■ **EXERCISE GOAL**: Give all the lines below again, exactly, with no pictures.
## Begin SUPPLIED RECORDS
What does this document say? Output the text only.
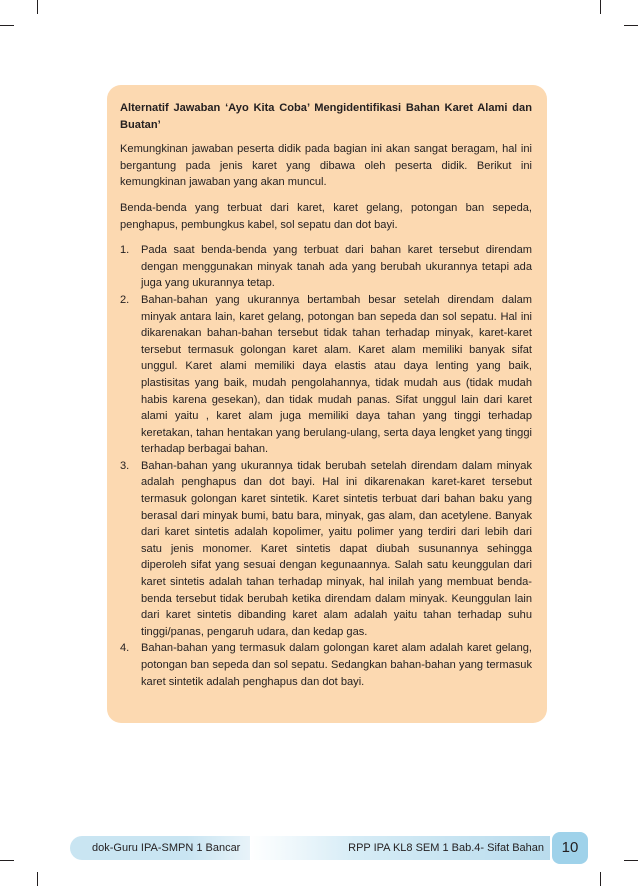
Alternatif Jawaban ‘Ayo Kita Coba’ Mengidentifikasi Bahan Karet Alami dan Buatan’

Kemungkinan jawaban peserta didik pada bagian ini akan sangat beragam, hal ini bergantung pada jenis karet yang dibawa oleh peserta didik. Berikut ini kemungkinan jawaban yang akan muncul.

Benda-benda yang terbuat dari karet, karet gelang, potongan ban sepeda, penghapus, pembungkus kabel, sol sepatu dan dot bayi.

1. Pada saat benda-benda yang terbuat dari bahan karet tersebut direndam dengan menggunakan minyak tanah ada yang berubah ukurannya tetapi ada juga yang ukurannya tetap.
2. Bahan-bahan yang ukurannya bertambah besar setelah direndam dalam minyak antara lain, karet gelang, potongan ban sepeda dan sol sepatu. Hal ini dikarenakan bahan-bahan tersebut tidak tahan terhadap minyak, karet-karet tersebut termasuk golongan karet alam. Karet alam memiliki banyak sifat unggul. Karet alami memiliki daya elastis atau daya lenting yang baik, plastisitas yang baik, mudah pengolahannya, tidak mudah aus (tidak mudah habis karena gesekan), dan tidak mudah panas. Sifat unggul lain dari karet alami yaitu , karet alam juga memiliki daya tahan yang tinggi terhadap keretakan, tahan hentakan yang berulang-ulang, serta daya lengket yang tinggi terhadap berbagai bahan.
3. Bahan-bahan yang ukurannya tidak berubah setelah direndam dalam minyak adalah penghapus dan dot bayi. Hal ini dikarenakan karet-karet tersebut termasuk golongan karet sintetik. Karet sintetis terbuat dari bahan baku yang berasal dari minyak bumi, batu bara, minyak, gas alam, dan acetylene. Banyak dari karet sintetis adalah kopolimer, yaitu polimer yang terdiri dari lebih dari satu jenis monomer. Karet sintetis dapat diubah susunannya sehingga diperoleh sifat yang sesuai dengan kegunaannya. Salah satu keunggulan dari karet sintetis adalah tahan terhadap minyak, hal inilah yang membuat benda-benda tersebut tidak berubah ketika direndam dalam minyak. Keunggulan lain dari karet sintetis dibanding karet alam adalah yaitu tahan terhadap suhu tinggi/panas, pengaruh udara, dan kedap gas.
4. Bahan-bahan yang termasuk dalam golongan karet alam adalah karet gelang, potongan ban sepeda dan sol sepatu. Sedangkan bahan-bahan yang termasuk karet sintetik adalah penghapus dan dot bayi.
dok-Guru IPA-SMPN 1 Bancar	RPP IPA KL8 SEM 1 Bab.4- Sifat Bahan	10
## End SUPPLIED RECORDS
■ **SOLVED PROBLEM**:
What does this document say? Output the text only.
Alternatif Jawaban ‘Ayo Kita Coba’ Mengidentifikasi Bahan Karet Alami dan Buatan’

Kemungkinan jawaban peserta didik pada bagian ini akan sangat beragam, hal ini bergantung pada jenis karet yang dibawa oleh peserta didik. Berikut ini kemungkinan jawaban yang akan muncul.

Benda-benda yang terbuat dari karet, karet gelang, potongan ban sepeda, penghapus, pembungkus kabel, sol sepatu dan dot bayi.

1. Pada saat benda-benda yang terbuat dari bahan karet tersebut direndam dengan menggunakan minyak tanah ada yang berubah ukurannya tetapi ada juga yang ukurannya tetap.
2. Bahan-bahan yang ukurannya bertambah besar setelah direndam dalam minyak antara lain, karet gelang, potongan ban sepeda dan sol sepatu. Hal ini dikarenakan bahan-bahan tersebut tidak tahan terhadap minyak, karet-karet tersebut termasuk golongan karet alam. Karet alam memiliki banyak sifat unggul. Karet alami memiliki daya elastis atau daya lenting yang baik, plastisitas yang baik, mudah pengolahannya, tidak mudah aus (tidak mudah habis karena gesekan), dan tidak mudah panas. Sifat unggul lain dari karet alami yaitu , karet alam juga memiliki daya tahan yang tinggi terhadap keretakan, tahan hentakan yang berulang-ulang, serta daya lengket yang tinggi terhadap berbagai bahan.
3. Bahan-bahan yang ukurannya tidak berubah setelah direndam dalam minyak adalah penghapus dan dot bayi. Hal ini dikarenakan karet-karet tersebut termasuk golongan karet sintetik. Karet sintetis terbuat dari bahan baku yang berasal dari minyak bumi, batu bara, minyak, gas alam, dan acetylene. Banyak dari karet sintetis adalah kopolimer, yaitu polimer yang terdiri dari lebih dari satu jenis monomer. Karet sintetis dapat diubah susunannya sehingga diperoleh sifat yang sesuai dengan kegunaannya. Salah satu keunggulan dari karet sintetis adalah tahan terhadap minyak, hal inilah yang membuat benda-benda tersebut tidak berubah ketika direndam dalam minyak. Keunggulan lain dari karet sintetis dibanding karet alam adalah yaitu tahan terhadap suhu tinggi/panas, pengaruh udara, dan kedap gas.
4. Bahan-bahan yang termasuk dalam golongan karet alam adalah karet gelang, potongan ban sepeda dan sol sepatu. Sedangkan bahan-bahan yang termasuk karet sintetik adalah penghapus dan dot bayi.
dok-Guru IPA-SMPN 1 Bancar	RPP IPA KL8 SEM 1 Bab.4- Sifat Bahan	10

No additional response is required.